_What is asked:_ Wherever "time" appears in a line, copy that line.

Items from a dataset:
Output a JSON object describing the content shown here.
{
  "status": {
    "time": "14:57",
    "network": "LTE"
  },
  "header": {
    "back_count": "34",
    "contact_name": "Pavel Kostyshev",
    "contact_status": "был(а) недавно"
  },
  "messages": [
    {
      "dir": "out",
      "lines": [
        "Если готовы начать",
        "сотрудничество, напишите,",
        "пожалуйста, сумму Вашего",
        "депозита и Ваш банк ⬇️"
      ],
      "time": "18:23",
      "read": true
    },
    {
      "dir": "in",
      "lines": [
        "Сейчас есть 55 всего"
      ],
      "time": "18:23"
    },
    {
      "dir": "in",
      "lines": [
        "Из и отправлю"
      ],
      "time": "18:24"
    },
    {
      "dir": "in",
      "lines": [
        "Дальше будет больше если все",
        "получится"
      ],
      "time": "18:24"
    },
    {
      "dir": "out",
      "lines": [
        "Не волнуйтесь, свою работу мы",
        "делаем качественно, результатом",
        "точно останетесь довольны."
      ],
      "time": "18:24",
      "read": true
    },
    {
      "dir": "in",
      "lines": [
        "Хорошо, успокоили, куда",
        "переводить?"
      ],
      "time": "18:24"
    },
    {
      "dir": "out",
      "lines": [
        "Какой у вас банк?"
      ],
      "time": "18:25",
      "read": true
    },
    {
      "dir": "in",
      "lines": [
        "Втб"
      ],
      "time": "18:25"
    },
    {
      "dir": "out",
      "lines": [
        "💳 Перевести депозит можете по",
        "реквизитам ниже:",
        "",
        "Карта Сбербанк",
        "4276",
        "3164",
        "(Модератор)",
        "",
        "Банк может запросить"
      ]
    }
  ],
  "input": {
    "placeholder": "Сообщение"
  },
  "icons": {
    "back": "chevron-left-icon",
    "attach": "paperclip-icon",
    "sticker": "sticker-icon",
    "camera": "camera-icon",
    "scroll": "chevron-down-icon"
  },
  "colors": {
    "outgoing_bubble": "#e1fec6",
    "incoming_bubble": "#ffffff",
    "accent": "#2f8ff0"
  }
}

_Full solution:_
    "time": "14:57",
      "time": "18:23",
      "time": "18:23"
      "time": "18:24"
      "time": "18:24"
      "time": "18:24",
      "time": "18:24"
      "time": "18:25",
      "time": "18:25"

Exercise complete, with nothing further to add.